Written request –
Restate the records that follow word for word; no pictures should appear.

Items from a dataset
⟨

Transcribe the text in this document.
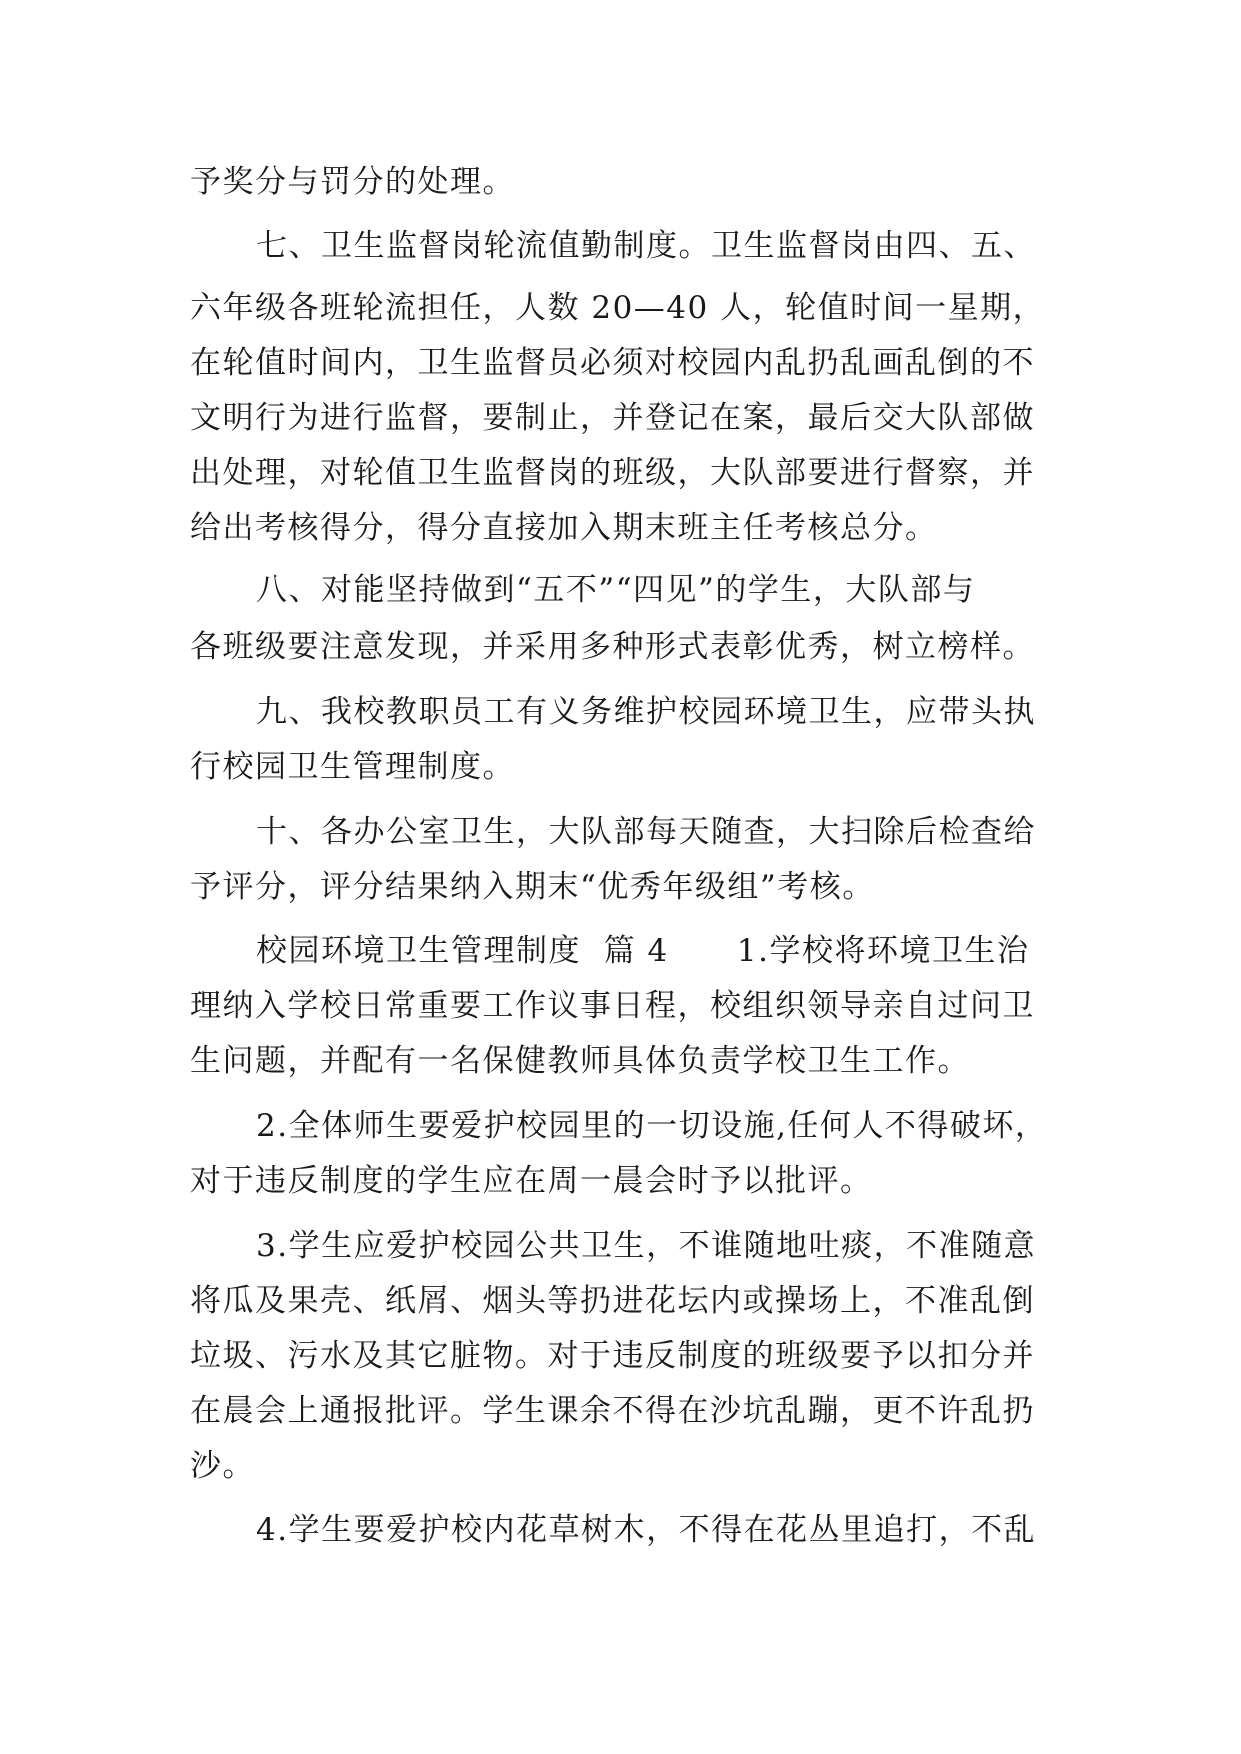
予奖分与罚分的处理。
七、卫生监督岗轮流值勤制度。卫生监督岗由四、五、
六年级各班轮流担任，人数 20—40 人，轮值时间一星期，
在轮值时间内，卫生监督员必须对校园内乱扔乱画乱倒的不
文明行为进行监督，要制止，并登记在案，最后交大队部做
出处理，对轮值卫生监督岗的班级，大队部要进行督察，并
给出考核得分，得分直接加入期末班主任考核总分。
八、对能坚持做到“五不”“四见”的学生，大队部与
各班级要注意发现，并采用多种形式表彰优秀，树立榜样。
九、我校教职员工有义务维护校园环境卫生，应带头执
行校园卫生管理制度。
十、各办公室卫生，大队部每天随查，大扫除后检查给
予评分，评分结果纳入期末“优秀年级组”考核。
校园环境卫生管理制度  篇 4      1.学校将环境卫生治
理纳入学校日常重要工作议事日程，校组织领导亲自过问卫
生问题，并配有一名保健教师具体负责学校卫生工作。
2.全体师生要爱护校园里的一切设施,任何人不得破坏，
对于违反制度的学生应在周一晨会时予以批评。
3.学生应爱护校园公共卫生，不谁随地吐痰，不准随意
将瓜及果壳、纸屑、烟头等扔进花坛内或操场上，不准乱倒
垃圾、污水及其它脏物。对于违反制度的班级要予以扣分并
在晨会上通报批评。学生课余不得在沙坑乱蹦，更不许乱扔
沙。
4.学生要爱护校内花草树木，不得在花丛里追打，不乱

⟩

Exercise solution –
Transcribe the text in this document.
予奖分与罚分的处理。
七、卫生监督岗轮流值勤制度。卫生监督岗由四、五、
六年级各班轮流担任，人数 20—40 人，轮值时间一星期，
在轮值时间内，卫生监督员必须对校园内乱扔乱画乱倒的不
文明行为进行监督，要制止，并登记在案，最后交大队部做
出处理，对轮值卫生监督岗的班级，大队部要进行督察，并
给出考核得分，得分直接加入期末班主任考核总分。
八、对能坚持做到“五不”“四见”的学生，大队部与
各班级要注意发现，并采用多种形式表彰优秀，树立榜样。
九、我校教职员工有义务维护校园环境卫生，应带头执
行校园卫生管理制度。
十、各办公室卫生，大队部每天随查，大扫除后检查给
予评分，评分结果纳入期末“优秀年级组”考核。
校园环境卫生管理制度  篇 4      1.学校将环境卫生治
理纳入学校日常重要工作议事日程，校组织领导亲自过问卫
生问题，并配有一名保健教师具体负责学校卫生工作。
2.全体师生要爱护校园里的一切设施,任何人不得破坏，
对于违反制度的学生应在周一晨会时予以批评。
3.学生应爱护校园公共卫生，不谁随地吐痰，不准随意
将瓜及果壳、纸屑、烟头等扔进花坛内或操场上，不准乱倒
垃圾、污水及其它脏物。对于违反制度的班级要予以扣分并
在晨会上通报批评。学生课余不得在沙坑乱蹦，更不许乱扔
沙。
4.学生要爱护校内花草树木，不得在花丛里追打，不乱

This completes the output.